◆ **WHAT TO PRODUCE**:
Of the lines in these entries, how many contain the string "RECREATIONAL"? Give the number and nothing else.

◆ **RECORD SET**:
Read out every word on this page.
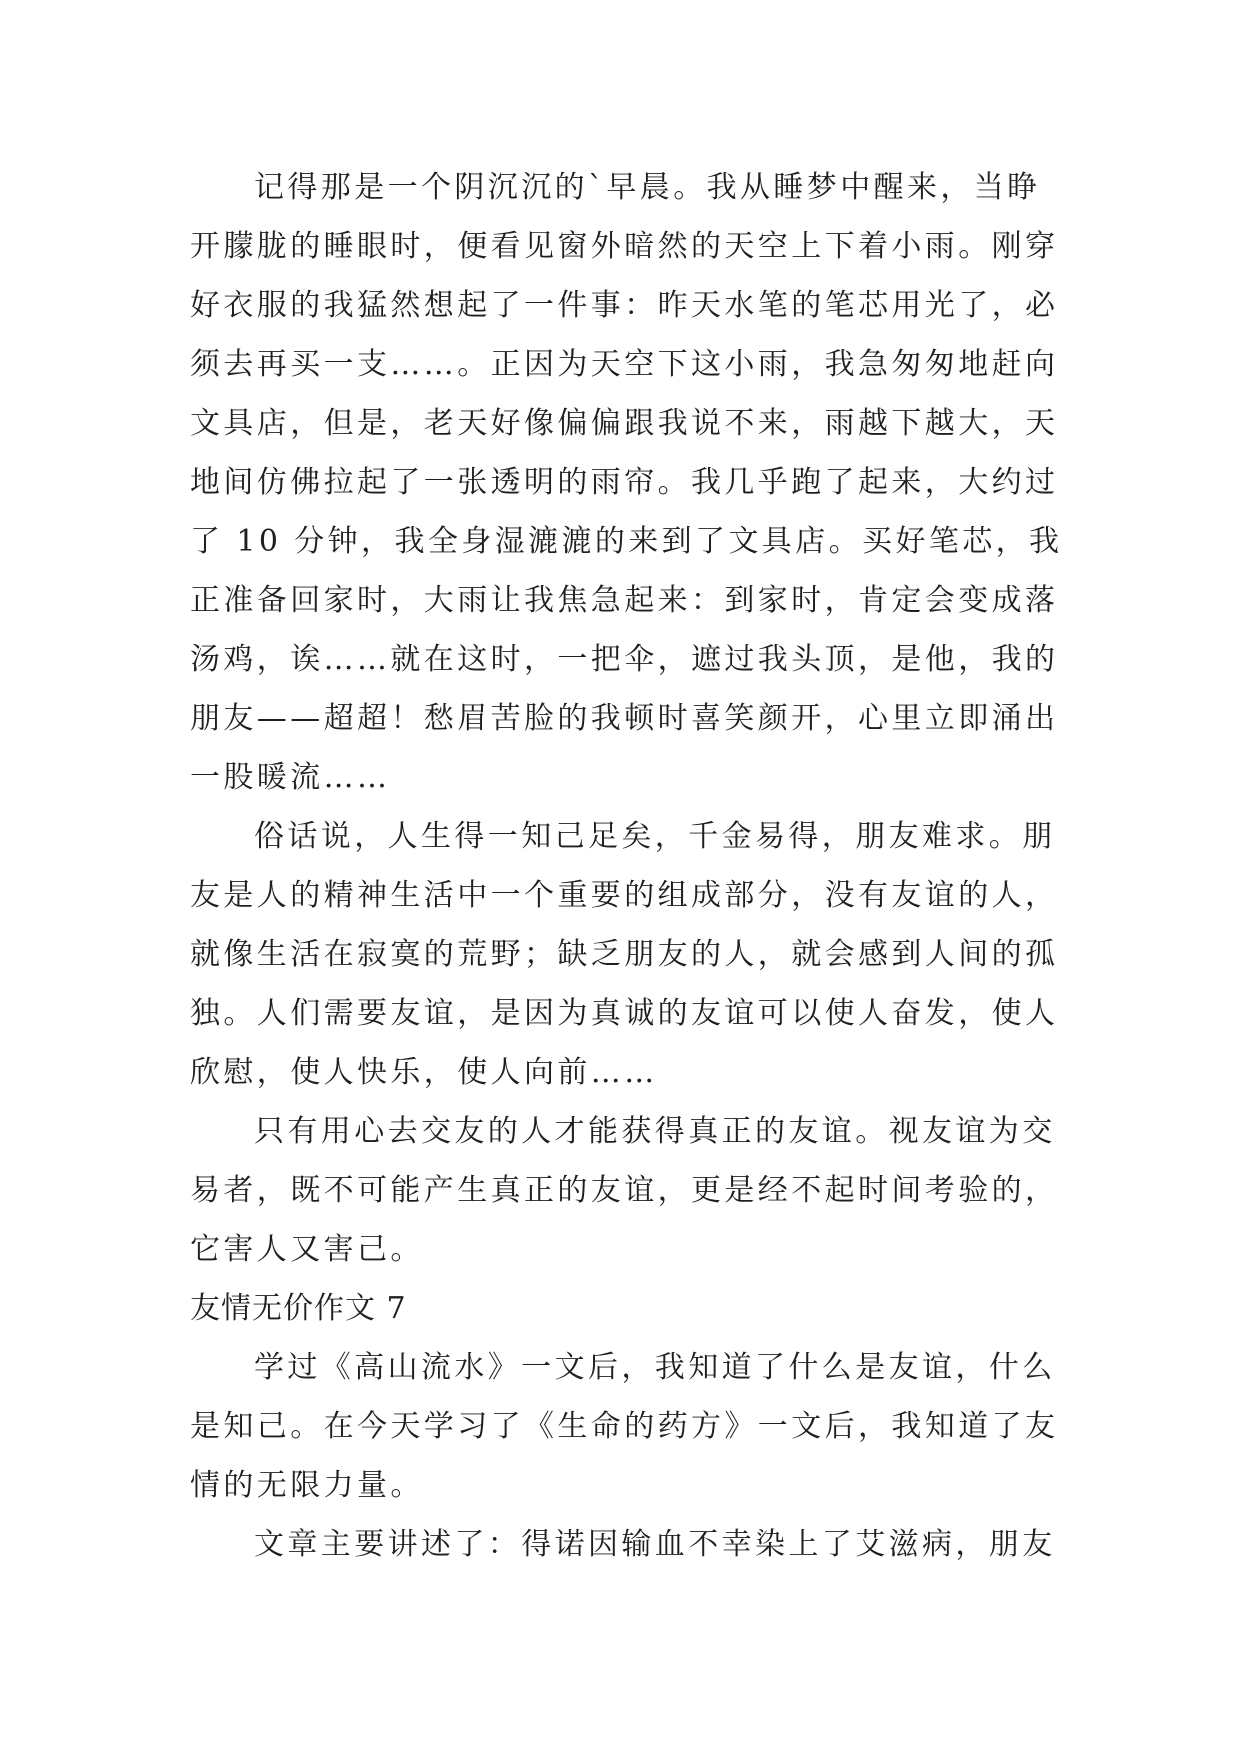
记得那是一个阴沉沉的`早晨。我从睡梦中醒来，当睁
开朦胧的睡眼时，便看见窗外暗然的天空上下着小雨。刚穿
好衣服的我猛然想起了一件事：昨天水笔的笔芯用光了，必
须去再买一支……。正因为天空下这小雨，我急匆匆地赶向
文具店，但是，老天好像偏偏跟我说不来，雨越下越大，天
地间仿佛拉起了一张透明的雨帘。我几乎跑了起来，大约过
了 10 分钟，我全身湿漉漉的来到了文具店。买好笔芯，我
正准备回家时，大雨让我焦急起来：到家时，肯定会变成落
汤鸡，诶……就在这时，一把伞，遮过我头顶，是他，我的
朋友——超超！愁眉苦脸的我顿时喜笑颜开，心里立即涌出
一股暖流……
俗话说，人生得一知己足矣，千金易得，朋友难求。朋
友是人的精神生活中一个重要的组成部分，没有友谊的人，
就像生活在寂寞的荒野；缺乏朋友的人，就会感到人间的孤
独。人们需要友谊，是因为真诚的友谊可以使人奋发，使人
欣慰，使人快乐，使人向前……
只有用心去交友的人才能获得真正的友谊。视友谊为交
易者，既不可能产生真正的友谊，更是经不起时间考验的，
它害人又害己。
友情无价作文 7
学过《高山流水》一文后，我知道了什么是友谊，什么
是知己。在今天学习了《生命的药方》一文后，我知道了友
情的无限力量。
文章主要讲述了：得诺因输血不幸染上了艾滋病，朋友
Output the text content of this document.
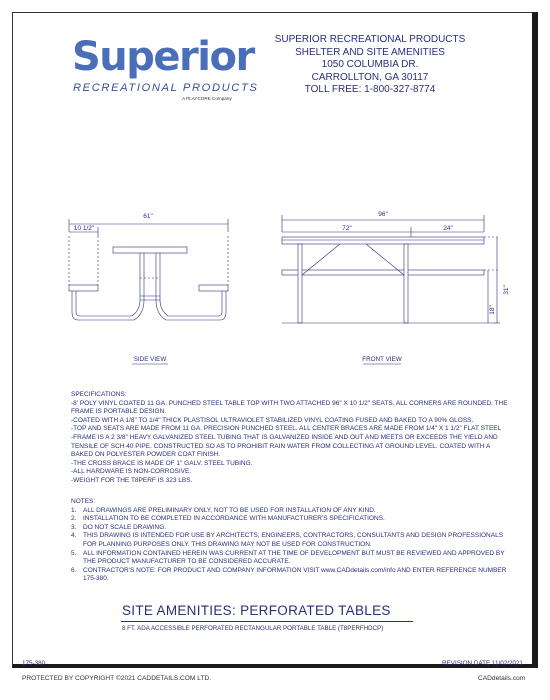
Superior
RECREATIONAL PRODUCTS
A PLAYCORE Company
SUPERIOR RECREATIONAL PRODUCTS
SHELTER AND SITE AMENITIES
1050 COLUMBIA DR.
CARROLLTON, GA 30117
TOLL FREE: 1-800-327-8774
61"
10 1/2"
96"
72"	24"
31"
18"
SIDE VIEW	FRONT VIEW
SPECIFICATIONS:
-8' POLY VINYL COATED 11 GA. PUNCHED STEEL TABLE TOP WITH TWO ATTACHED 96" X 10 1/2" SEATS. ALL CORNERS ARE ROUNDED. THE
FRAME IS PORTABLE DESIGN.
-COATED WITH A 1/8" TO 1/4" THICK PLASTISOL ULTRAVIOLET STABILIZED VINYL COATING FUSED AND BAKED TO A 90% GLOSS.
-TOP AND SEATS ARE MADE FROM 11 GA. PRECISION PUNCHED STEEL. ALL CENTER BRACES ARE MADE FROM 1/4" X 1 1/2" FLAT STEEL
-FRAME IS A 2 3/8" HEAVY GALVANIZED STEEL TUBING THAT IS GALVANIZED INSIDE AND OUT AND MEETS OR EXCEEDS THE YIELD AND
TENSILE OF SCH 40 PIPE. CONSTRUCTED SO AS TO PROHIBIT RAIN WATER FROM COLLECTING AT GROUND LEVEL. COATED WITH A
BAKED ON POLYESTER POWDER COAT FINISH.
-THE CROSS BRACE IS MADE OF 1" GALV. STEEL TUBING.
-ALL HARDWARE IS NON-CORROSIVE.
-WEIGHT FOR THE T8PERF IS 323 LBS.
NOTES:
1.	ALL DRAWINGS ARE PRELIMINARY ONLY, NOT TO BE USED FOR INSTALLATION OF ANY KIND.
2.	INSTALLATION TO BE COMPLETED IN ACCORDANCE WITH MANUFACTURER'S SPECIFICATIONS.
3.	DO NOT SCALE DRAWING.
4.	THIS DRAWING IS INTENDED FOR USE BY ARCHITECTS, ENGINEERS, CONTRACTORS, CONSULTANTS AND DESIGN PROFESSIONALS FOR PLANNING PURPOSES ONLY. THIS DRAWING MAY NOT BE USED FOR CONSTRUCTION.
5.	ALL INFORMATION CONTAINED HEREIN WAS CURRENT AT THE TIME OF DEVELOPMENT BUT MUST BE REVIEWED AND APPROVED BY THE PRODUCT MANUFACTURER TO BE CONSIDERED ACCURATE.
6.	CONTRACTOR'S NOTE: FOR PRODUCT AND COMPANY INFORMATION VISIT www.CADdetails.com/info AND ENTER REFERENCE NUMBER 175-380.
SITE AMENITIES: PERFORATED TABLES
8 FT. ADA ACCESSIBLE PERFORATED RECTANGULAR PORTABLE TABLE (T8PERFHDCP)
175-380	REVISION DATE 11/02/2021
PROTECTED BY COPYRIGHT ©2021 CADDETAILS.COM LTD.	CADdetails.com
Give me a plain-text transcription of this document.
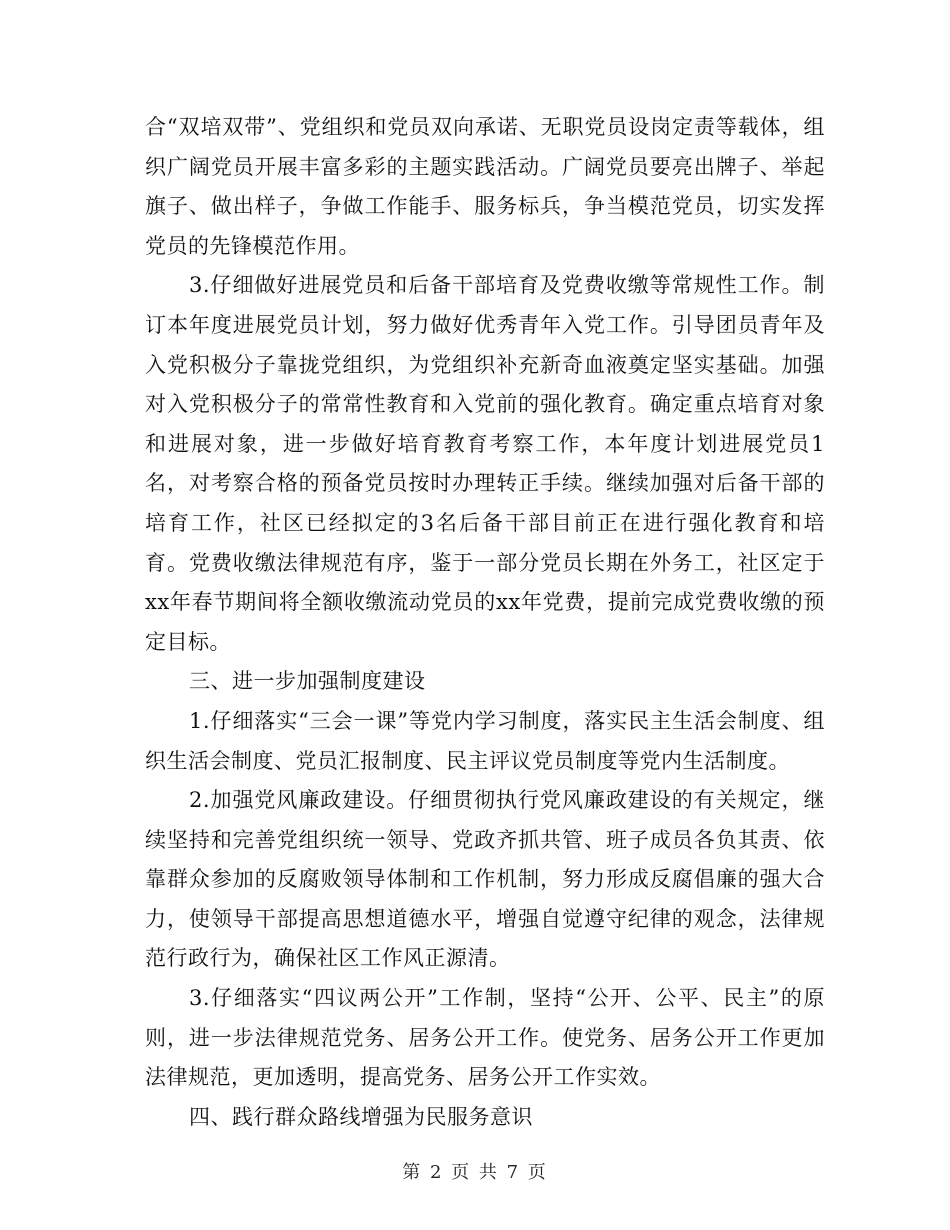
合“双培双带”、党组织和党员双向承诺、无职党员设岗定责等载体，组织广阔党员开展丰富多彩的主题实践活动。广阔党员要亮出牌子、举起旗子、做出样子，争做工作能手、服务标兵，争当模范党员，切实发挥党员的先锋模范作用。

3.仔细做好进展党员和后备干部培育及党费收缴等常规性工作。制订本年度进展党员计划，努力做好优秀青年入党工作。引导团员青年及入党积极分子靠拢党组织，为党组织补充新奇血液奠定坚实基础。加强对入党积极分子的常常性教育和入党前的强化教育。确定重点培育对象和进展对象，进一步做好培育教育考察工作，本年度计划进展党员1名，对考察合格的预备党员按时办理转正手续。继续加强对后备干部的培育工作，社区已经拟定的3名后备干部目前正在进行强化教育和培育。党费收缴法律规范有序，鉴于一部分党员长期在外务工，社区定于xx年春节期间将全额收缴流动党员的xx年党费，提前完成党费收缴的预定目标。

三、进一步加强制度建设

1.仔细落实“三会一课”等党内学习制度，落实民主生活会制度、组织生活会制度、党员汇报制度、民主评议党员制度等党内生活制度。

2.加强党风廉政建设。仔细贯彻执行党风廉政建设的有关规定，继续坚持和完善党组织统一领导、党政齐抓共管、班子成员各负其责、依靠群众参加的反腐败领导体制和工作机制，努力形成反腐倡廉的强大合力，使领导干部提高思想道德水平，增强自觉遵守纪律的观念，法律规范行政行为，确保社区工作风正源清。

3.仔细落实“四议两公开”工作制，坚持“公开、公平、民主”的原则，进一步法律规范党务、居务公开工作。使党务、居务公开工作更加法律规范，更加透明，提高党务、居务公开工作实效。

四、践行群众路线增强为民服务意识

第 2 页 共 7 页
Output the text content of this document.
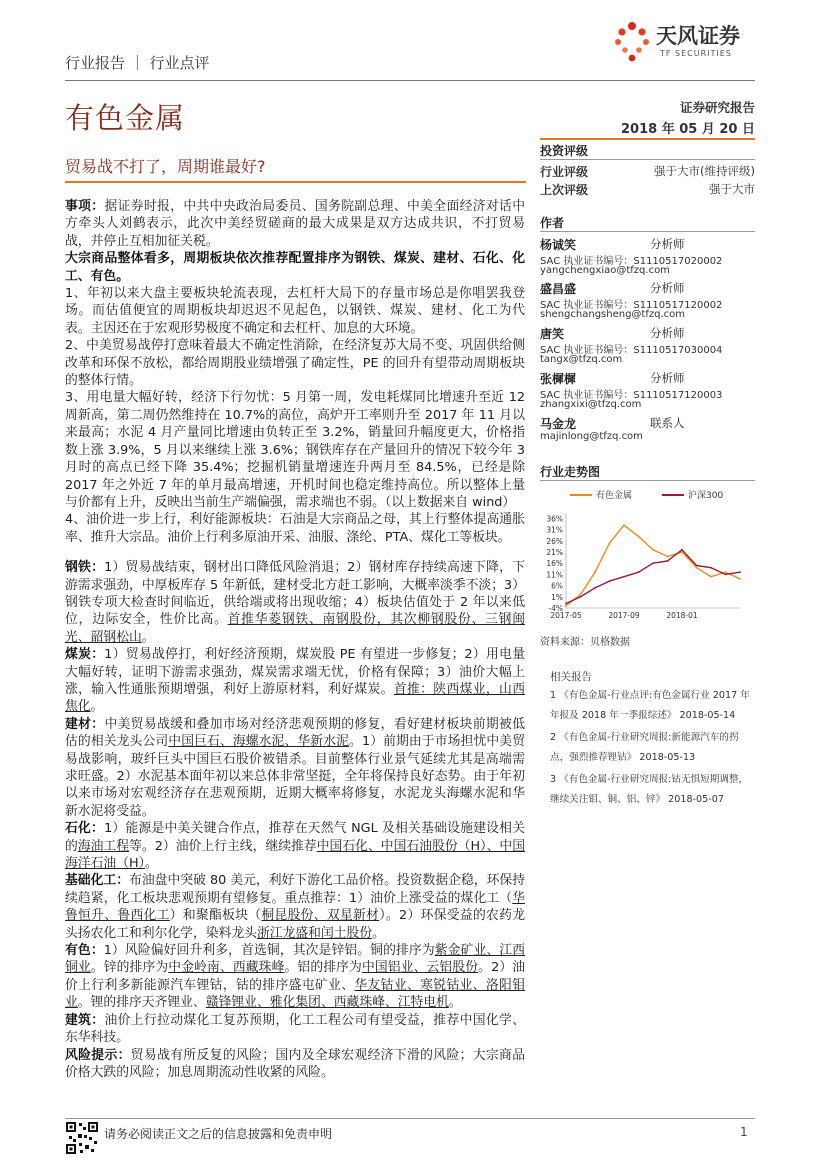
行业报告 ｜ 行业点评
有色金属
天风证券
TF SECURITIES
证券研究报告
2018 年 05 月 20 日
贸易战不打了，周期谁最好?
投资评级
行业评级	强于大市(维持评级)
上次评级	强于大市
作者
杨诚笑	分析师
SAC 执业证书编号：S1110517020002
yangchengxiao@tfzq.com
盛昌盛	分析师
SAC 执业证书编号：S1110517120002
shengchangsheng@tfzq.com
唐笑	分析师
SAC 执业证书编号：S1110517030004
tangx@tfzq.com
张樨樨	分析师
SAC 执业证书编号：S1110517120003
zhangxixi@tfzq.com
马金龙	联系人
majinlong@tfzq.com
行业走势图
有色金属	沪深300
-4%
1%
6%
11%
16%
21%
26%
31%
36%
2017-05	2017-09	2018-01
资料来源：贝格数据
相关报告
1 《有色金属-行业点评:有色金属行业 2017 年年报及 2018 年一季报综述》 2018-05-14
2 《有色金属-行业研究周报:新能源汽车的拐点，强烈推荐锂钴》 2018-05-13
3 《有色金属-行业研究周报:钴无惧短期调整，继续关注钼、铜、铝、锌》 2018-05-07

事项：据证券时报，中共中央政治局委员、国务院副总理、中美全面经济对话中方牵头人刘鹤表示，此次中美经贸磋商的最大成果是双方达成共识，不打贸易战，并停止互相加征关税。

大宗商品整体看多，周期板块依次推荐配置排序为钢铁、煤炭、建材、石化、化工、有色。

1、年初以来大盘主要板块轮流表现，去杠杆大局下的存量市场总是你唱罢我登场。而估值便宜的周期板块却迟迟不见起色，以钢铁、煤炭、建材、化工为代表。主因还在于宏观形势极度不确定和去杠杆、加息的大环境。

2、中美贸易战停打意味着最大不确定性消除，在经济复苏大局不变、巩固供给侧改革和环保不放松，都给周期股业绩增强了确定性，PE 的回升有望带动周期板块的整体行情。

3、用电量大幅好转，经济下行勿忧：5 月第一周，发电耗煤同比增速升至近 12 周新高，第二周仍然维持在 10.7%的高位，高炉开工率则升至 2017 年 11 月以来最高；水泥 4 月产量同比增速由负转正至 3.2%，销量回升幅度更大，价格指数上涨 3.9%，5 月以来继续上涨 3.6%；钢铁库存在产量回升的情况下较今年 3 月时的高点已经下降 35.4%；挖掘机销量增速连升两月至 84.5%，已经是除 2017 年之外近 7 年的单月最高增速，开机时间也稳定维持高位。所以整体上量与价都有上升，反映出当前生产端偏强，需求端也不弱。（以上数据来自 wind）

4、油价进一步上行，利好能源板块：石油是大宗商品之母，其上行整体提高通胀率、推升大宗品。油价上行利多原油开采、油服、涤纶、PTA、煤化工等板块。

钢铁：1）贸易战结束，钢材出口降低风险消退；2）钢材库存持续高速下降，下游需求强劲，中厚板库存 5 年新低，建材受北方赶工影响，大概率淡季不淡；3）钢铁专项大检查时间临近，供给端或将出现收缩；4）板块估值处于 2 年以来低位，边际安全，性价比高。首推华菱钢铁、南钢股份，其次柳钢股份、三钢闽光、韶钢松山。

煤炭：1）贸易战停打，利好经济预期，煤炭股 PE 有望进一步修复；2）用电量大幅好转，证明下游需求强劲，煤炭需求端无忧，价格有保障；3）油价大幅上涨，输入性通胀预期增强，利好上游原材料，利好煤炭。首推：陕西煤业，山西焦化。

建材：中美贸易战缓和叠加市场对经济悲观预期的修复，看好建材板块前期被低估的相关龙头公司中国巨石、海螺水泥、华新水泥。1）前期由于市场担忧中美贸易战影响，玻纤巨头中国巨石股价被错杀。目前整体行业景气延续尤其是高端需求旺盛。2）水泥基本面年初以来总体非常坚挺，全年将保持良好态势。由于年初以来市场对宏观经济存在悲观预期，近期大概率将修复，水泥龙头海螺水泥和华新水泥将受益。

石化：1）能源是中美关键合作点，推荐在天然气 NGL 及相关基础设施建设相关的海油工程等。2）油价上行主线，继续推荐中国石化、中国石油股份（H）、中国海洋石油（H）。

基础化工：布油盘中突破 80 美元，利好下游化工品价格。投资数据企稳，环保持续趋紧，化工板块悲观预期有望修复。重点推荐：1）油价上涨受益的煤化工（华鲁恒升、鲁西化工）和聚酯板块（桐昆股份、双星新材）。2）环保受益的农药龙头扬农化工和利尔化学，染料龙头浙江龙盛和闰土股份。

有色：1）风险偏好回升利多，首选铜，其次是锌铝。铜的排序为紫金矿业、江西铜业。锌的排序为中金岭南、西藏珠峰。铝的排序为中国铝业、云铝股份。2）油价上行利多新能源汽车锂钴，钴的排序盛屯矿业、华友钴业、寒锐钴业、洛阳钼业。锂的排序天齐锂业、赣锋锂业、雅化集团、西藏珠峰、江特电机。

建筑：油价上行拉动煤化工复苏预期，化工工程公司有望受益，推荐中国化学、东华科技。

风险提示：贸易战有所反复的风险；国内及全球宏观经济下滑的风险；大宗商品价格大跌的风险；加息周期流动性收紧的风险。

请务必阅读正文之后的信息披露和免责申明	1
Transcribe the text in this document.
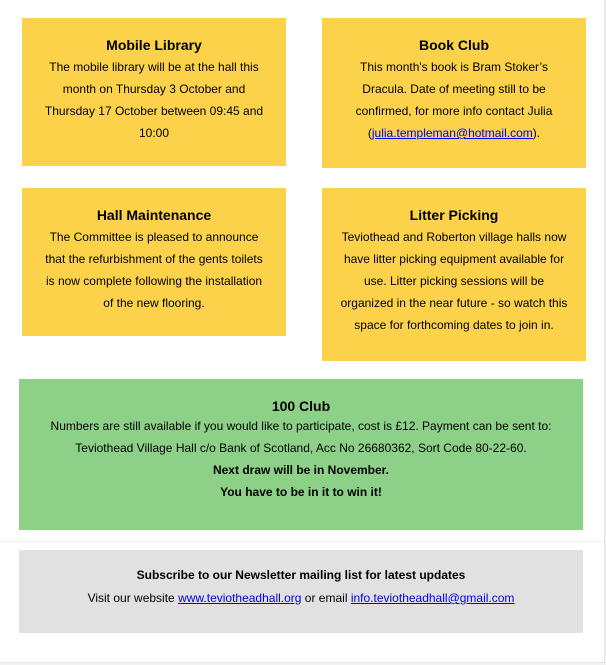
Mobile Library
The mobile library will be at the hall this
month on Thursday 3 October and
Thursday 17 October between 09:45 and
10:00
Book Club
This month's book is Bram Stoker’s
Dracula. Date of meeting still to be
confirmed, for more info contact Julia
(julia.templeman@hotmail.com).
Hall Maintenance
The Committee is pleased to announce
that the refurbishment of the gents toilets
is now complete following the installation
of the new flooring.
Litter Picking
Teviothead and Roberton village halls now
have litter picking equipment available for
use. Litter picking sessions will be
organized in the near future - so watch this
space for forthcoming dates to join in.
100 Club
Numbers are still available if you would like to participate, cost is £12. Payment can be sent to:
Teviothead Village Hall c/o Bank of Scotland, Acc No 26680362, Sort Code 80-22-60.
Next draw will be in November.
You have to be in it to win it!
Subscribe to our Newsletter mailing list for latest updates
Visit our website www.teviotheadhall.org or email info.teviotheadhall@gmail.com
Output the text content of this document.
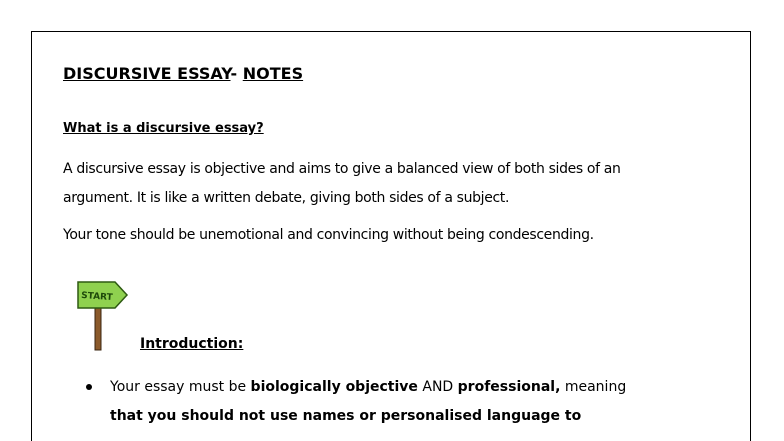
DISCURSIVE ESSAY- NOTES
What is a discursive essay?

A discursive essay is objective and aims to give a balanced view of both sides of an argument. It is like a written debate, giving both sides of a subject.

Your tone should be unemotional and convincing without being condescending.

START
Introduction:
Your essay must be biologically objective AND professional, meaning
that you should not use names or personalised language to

◆ **THE COMPLETED TASK**:
2